What the task requires >>
Report the count of lines where the string "color" appears, and nothing else.

[Lines of data]
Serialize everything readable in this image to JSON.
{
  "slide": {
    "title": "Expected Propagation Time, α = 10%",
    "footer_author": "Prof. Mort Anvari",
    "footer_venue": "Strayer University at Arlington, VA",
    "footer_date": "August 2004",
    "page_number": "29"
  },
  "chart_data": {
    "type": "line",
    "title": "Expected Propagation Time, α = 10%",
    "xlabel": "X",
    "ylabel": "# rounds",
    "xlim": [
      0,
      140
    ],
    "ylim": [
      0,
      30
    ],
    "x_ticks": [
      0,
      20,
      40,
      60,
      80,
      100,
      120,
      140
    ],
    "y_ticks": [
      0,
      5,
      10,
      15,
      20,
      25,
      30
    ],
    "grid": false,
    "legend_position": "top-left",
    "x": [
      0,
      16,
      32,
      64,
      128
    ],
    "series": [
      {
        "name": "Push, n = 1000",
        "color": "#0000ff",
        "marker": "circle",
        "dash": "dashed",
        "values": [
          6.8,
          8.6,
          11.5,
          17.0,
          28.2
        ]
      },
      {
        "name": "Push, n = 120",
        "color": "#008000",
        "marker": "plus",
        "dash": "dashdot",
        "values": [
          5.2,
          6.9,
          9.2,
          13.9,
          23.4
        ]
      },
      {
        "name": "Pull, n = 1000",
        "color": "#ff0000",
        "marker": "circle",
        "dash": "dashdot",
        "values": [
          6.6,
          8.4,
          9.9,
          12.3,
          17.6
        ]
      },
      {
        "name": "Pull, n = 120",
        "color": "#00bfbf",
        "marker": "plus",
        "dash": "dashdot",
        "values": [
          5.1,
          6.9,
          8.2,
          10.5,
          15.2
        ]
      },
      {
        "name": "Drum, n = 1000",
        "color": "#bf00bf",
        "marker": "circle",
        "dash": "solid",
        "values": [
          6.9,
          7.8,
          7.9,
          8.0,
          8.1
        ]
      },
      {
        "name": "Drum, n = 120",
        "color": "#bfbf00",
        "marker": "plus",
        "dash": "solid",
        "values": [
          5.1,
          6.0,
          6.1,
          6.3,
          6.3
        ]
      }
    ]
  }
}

Solution below >>
6